→ **Supplied material**:

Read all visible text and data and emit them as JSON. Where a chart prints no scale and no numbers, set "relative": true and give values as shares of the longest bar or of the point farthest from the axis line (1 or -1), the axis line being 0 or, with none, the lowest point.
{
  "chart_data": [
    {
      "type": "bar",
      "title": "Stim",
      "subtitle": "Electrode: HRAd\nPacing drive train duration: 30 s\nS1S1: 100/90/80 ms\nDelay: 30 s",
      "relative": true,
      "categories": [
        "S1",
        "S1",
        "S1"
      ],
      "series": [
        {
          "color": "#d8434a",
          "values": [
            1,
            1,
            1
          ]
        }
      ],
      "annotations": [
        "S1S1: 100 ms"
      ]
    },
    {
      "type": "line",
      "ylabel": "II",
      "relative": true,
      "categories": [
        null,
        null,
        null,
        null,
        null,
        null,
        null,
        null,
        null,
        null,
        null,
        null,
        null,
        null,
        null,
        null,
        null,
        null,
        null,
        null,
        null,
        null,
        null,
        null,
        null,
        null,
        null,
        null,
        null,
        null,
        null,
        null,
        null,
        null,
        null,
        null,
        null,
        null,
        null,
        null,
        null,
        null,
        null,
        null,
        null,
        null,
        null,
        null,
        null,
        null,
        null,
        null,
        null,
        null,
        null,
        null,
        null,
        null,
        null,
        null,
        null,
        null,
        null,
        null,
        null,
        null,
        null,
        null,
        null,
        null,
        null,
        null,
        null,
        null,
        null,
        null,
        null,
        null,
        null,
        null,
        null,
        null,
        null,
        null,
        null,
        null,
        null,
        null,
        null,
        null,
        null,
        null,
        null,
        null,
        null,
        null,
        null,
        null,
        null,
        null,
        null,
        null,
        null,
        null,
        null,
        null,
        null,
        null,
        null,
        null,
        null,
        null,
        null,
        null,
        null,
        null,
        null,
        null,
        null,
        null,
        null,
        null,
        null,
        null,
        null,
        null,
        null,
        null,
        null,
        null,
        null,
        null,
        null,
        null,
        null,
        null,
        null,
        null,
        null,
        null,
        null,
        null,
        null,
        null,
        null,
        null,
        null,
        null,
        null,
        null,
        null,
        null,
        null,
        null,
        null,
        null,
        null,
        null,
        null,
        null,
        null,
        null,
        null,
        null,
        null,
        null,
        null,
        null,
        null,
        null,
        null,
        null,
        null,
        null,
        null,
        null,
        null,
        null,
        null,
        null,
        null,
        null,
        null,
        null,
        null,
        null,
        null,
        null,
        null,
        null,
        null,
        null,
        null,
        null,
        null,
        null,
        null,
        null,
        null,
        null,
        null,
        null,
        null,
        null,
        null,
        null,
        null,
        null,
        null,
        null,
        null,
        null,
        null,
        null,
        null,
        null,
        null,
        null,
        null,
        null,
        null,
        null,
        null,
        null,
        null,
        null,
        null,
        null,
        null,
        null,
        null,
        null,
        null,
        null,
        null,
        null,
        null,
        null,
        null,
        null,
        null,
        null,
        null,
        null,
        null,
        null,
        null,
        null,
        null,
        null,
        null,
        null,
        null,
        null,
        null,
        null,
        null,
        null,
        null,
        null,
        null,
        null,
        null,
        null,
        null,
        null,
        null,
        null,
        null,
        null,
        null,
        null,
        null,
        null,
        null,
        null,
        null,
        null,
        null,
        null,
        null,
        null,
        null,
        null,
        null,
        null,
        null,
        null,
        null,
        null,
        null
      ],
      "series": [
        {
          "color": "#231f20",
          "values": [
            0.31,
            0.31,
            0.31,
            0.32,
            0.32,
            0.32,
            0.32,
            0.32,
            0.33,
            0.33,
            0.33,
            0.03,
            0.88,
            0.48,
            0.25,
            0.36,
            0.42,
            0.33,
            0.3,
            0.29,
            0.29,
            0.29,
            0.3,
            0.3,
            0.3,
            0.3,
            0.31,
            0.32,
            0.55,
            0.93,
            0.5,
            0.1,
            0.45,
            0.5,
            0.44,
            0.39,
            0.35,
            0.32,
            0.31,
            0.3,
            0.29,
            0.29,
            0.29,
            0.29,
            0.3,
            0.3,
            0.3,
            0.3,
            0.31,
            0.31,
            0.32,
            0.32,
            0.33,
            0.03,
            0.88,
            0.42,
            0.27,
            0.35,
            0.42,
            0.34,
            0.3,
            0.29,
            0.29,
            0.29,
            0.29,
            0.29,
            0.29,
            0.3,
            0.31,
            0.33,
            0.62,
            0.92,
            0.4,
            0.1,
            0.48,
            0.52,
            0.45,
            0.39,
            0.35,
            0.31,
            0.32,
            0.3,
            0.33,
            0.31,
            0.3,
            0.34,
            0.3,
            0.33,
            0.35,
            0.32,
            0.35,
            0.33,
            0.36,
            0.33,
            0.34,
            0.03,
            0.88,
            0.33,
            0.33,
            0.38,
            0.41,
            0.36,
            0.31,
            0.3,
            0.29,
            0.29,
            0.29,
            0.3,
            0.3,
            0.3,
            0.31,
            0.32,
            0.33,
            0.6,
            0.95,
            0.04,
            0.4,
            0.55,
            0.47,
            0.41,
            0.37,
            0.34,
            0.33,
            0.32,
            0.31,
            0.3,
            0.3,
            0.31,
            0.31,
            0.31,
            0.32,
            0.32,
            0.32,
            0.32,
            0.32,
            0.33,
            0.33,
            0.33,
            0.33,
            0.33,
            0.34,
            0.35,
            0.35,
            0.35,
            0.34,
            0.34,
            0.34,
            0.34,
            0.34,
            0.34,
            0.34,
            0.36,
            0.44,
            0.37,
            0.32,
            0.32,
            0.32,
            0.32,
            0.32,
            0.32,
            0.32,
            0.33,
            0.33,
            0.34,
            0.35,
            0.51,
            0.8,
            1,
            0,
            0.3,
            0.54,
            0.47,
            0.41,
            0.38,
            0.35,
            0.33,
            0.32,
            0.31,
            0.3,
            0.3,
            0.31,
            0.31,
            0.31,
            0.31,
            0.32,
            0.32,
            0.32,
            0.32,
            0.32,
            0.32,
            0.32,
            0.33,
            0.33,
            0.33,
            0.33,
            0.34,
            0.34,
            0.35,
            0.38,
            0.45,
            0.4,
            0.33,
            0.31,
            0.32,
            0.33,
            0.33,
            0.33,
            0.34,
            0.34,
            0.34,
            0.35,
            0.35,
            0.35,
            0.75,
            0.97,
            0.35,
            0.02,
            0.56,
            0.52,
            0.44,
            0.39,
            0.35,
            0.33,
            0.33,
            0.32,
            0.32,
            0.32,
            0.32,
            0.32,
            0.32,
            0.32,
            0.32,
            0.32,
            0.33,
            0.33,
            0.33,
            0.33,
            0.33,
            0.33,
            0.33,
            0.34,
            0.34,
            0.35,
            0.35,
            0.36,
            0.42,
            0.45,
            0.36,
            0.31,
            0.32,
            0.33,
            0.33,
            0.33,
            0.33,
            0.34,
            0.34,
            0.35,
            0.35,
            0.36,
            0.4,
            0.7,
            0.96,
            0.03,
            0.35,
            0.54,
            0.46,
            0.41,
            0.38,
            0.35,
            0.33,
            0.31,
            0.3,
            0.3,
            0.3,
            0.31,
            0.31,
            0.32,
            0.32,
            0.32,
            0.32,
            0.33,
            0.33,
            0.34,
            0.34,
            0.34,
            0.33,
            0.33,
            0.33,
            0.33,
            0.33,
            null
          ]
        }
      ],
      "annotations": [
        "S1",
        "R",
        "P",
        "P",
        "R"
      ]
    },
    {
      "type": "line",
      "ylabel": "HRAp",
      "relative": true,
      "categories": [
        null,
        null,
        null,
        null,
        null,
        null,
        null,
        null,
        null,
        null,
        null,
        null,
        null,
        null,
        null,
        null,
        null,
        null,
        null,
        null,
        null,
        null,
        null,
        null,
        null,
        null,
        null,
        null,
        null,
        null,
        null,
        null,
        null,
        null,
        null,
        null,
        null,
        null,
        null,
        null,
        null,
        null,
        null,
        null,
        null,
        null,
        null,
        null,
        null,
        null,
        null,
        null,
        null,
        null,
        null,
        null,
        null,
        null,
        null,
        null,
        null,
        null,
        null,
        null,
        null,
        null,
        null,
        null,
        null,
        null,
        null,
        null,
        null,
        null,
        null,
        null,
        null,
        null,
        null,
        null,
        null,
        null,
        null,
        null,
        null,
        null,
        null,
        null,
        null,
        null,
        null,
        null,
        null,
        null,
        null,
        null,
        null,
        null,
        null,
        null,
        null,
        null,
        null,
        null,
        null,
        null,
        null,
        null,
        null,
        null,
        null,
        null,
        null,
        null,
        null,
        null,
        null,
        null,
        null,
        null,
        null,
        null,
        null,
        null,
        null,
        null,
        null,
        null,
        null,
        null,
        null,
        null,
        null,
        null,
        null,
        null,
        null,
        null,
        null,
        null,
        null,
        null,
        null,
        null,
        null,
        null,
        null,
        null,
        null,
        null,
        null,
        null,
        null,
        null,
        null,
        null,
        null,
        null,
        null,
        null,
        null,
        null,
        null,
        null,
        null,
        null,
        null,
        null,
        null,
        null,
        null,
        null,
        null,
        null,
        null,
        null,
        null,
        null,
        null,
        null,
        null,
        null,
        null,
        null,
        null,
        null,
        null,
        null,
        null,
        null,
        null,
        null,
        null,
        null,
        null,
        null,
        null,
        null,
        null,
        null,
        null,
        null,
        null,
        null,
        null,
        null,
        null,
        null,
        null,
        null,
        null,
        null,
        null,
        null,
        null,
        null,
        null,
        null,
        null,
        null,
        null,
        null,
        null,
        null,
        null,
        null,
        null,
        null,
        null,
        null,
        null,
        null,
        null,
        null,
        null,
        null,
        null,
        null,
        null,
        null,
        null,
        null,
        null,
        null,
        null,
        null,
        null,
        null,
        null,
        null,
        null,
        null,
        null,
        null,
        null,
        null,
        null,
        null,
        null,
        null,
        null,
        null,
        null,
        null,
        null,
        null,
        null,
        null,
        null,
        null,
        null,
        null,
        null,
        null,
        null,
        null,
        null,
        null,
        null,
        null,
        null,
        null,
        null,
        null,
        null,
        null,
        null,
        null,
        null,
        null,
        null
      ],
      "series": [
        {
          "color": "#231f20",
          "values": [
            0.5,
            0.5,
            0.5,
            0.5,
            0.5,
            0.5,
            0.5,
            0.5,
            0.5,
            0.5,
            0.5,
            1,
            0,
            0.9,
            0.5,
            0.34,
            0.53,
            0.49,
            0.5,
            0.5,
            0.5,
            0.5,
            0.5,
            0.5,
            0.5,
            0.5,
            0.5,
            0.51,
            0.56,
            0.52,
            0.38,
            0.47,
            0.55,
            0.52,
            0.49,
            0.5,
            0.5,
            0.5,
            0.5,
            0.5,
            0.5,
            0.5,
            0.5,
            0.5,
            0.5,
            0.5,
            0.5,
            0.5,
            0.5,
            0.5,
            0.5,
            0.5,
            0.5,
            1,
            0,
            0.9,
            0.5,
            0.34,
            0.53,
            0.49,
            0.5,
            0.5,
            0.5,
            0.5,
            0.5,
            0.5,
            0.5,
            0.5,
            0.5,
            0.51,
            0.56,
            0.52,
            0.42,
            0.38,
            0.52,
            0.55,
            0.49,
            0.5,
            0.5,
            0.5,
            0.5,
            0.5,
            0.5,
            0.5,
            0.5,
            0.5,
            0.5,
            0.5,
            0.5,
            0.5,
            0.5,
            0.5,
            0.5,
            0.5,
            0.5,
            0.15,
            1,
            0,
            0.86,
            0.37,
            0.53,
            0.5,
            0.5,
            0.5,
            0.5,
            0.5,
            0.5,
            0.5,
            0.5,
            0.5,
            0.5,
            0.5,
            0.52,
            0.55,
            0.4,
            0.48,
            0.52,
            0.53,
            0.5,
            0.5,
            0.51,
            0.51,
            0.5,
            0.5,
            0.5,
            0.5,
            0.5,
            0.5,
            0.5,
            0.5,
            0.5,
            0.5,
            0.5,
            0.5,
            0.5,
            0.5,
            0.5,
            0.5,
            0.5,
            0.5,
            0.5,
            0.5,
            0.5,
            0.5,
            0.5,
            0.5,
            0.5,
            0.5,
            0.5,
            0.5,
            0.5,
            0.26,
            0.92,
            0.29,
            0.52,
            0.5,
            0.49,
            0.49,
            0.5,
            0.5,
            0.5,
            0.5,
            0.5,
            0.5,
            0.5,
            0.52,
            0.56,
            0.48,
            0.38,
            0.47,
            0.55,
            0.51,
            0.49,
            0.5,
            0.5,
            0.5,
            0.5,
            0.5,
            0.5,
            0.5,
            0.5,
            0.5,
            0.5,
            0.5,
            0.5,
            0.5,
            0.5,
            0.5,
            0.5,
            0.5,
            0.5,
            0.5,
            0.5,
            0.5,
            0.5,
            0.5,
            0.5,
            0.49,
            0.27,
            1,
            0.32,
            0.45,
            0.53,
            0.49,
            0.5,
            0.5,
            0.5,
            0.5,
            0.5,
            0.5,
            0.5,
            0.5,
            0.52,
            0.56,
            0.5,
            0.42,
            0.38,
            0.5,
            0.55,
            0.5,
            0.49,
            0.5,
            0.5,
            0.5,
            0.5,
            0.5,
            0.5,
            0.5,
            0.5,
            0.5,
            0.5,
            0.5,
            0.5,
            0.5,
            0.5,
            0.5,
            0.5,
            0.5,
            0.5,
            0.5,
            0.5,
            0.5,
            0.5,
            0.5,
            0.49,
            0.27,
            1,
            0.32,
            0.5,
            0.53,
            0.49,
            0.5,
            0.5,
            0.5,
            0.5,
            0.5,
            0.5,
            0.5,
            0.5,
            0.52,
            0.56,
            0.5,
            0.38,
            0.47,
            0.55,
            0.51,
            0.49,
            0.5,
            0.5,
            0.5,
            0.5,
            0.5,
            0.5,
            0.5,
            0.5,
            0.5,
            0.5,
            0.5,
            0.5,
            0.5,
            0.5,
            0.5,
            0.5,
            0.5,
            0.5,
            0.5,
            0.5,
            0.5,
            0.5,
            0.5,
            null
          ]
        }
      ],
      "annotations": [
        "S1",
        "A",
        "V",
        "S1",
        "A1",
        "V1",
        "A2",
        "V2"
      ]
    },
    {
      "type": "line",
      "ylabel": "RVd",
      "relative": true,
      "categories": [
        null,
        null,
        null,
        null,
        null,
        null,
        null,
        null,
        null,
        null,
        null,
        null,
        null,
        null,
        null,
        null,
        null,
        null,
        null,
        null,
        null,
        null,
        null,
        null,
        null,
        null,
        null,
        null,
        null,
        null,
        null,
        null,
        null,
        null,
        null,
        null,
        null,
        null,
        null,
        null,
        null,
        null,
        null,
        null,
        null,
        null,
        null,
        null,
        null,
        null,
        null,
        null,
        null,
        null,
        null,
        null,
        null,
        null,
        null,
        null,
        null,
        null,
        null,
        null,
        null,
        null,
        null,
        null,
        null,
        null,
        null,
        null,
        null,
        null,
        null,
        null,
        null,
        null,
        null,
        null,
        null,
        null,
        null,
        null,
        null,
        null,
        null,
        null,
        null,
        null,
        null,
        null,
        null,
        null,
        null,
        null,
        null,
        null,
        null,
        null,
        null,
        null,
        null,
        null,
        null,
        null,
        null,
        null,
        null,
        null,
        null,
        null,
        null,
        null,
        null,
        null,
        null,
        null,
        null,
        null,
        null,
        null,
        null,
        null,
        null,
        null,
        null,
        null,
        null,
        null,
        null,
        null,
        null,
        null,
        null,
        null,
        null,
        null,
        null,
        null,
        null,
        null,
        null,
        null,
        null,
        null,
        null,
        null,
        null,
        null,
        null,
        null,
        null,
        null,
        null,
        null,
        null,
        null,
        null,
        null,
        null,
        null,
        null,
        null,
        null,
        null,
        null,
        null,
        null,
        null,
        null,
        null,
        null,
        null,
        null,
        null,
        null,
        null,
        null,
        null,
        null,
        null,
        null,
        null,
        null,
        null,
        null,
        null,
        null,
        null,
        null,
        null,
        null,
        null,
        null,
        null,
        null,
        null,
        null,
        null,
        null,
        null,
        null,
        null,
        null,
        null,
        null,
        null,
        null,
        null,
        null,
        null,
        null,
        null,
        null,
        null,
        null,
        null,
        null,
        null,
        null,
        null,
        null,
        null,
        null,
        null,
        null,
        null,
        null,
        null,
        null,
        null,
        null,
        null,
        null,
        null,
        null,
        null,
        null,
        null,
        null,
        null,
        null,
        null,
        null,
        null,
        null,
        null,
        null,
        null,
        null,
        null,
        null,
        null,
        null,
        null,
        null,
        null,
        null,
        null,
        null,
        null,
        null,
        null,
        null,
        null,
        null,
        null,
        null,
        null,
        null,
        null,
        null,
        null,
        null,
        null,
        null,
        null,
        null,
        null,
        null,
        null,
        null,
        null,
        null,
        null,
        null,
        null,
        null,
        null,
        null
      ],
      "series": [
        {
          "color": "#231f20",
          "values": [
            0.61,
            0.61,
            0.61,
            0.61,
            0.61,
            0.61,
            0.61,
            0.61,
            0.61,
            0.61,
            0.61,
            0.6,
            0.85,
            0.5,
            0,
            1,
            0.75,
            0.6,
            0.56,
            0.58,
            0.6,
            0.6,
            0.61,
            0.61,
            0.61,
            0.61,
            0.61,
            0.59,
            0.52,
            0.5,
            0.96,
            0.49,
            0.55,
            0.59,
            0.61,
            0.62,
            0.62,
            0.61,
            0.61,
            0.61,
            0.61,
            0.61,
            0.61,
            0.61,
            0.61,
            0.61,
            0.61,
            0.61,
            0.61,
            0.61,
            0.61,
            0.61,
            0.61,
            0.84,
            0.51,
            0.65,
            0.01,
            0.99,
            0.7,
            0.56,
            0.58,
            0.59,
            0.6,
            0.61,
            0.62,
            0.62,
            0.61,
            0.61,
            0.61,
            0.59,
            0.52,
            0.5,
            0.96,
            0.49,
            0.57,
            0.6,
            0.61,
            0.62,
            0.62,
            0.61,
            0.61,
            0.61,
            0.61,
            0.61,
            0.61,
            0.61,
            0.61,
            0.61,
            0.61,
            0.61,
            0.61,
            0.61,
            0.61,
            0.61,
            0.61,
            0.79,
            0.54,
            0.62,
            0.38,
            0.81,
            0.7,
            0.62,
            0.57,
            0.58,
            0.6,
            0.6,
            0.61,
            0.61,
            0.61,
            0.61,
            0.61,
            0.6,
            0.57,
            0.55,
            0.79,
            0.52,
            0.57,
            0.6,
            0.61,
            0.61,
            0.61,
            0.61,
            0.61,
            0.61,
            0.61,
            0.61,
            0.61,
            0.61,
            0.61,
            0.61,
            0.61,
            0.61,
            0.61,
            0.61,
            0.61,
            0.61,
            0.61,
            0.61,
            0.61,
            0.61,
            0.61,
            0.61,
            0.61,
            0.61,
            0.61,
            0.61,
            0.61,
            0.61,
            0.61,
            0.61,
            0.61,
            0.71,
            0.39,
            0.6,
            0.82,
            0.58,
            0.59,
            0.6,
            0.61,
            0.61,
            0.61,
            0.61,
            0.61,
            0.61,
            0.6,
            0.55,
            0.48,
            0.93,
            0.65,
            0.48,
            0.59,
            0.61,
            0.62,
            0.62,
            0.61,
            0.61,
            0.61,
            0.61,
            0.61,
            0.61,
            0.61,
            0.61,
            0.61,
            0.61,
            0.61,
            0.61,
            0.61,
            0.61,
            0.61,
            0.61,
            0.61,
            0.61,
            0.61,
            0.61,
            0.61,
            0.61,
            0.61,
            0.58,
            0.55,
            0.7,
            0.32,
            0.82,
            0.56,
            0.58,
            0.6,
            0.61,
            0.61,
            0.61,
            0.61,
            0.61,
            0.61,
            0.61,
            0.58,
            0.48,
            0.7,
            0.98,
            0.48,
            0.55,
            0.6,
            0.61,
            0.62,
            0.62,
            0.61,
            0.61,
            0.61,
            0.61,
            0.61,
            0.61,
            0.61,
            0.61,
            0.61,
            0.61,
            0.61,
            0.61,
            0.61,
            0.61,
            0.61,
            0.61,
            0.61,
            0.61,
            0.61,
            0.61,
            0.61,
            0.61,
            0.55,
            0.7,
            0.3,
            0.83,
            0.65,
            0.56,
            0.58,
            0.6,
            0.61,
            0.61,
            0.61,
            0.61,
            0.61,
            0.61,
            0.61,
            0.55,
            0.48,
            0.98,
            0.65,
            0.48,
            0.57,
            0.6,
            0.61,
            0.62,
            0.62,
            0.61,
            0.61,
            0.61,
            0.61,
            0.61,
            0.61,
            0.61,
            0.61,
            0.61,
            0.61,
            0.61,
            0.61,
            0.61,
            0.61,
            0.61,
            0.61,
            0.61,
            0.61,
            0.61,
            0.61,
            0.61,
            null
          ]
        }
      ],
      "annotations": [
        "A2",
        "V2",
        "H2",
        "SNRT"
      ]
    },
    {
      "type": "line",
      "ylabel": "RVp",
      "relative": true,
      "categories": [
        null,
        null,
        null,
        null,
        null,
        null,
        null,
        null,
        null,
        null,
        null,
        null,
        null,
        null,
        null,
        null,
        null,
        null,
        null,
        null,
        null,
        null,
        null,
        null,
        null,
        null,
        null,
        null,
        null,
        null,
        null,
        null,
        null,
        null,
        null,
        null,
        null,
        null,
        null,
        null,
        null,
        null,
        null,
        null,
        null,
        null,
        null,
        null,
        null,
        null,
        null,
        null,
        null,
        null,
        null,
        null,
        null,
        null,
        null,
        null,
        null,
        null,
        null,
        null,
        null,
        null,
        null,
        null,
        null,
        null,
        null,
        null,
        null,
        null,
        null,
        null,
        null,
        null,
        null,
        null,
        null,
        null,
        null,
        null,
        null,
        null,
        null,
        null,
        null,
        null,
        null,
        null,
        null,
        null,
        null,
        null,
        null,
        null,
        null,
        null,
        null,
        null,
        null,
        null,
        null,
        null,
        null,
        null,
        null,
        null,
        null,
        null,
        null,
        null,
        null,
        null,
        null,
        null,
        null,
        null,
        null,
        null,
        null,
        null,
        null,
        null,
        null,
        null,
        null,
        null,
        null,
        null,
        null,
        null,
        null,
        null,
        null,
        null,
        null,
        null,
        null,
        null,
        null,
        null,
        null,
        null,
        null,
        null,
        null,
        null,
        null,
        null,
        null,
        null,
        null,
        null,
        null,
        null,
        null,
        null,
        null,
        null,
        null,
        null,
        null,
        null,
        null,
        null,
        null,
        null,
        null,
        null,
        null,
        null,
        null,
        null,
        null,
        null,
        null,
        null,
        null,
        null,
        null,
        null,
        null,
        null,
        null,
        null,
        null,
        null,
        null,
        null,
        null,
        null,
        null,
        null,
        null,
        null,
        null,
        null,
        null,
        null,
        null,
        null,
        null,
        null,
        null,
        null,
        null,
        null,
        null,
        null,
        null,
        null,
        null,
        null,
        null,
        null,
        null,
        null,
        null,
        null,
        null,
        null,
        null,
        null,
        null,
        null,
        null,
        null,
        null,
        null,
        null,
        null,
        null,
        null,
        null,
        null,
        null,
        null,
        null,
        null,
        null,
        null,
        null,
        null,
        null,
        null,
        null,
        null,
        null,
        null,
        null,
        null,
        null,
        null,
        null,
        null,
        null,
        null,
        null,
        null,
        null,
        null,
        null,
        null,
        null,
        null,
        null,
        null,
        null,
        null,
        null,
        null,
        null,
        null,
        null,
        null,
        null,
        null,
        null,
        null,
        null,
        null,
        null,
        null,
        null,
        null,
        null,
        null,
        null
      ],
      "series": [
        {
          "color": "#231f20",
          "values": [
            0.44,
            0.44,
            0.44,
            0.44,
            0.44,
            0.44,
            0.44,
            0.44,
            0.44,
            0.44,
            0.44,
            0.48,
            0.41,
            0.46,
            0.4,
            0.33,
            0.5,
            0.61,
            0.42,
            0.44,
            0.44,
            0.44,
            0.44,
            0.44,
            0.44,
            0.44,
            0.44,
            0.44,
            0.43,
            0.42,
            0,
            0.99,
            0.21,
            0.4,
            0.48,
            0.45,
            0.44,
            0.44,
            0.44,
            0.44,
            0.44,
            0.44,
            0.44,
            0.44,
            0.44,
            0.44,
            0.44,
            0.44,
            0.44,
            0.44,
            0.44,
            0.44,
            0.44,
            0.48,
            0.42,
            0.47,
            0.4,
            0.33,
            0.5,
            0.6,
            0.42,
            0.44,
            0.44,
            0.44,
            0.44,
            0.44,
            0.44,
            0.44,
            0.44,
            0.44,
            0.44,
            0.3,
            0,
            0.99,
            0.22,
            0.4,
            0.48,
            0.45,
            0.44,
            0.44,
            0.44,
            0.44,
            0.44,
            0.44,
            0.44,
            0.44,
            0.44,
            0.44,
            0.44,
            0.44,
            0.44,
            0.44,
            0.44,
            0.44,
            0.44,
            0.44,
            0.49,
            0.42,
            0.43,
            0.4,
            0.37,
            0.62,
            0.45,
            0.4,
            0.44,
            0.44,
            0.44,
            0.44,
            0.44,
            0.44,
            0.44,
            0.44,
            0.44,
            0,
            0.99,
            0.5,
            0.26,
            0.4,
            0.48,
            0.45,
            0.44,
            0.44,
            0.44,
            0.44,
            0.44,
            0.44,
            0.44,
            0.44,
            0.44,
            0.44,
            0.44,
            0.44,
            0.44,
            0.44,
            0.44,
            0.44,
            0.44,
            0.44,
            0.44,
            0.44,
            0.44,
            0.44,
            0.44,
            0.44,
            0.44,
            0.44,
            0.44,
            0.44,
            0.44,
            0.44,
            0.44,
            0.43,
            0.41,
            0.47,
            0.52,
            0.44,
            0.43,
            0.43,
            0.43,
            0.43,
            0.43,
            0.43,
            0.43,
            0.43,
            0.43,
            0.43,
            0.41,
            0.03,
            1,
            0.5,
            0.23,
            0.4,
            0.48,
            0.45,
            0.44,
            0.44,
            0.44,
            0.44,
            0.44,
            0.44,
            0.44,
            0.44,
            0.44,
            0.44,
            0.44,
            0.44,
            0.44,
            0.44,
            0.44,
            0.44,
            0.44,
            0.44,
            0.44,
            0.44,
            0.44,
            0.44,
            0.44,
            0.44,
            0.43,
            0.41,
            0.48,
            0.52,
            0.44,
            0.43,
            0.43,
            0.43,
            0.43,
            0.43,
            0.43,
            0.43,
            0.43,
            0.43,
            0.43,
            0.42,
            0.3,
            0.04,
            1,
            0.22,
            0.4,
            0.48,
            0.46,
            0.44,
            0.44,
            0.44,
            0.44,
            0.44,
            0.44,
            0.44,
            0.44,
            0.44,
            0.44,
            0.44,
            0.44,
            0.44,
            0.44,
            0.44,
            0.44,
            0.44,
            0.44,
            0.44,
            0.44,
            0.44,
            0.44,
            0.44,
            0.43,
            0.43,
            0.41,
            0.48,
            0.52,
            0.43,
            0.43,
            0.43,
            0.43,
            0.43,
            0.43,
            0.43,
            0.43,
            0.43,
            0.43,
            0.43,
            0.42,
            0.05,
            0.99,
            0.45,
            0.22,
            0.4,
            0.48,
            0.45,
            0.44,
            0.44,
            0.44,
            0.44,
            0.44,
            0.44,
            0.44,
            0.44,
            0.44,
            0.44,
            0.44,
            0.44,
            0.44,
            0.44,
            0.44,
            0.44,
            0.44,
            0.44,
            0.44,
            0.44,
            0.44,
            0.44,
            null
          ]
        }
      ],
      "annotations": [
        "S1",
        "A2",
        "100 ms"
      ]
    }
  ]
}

→ **Exercise objective**: Give only the number of lines in the data that include the string "ylabel".

→ **Response to the exercise**: 4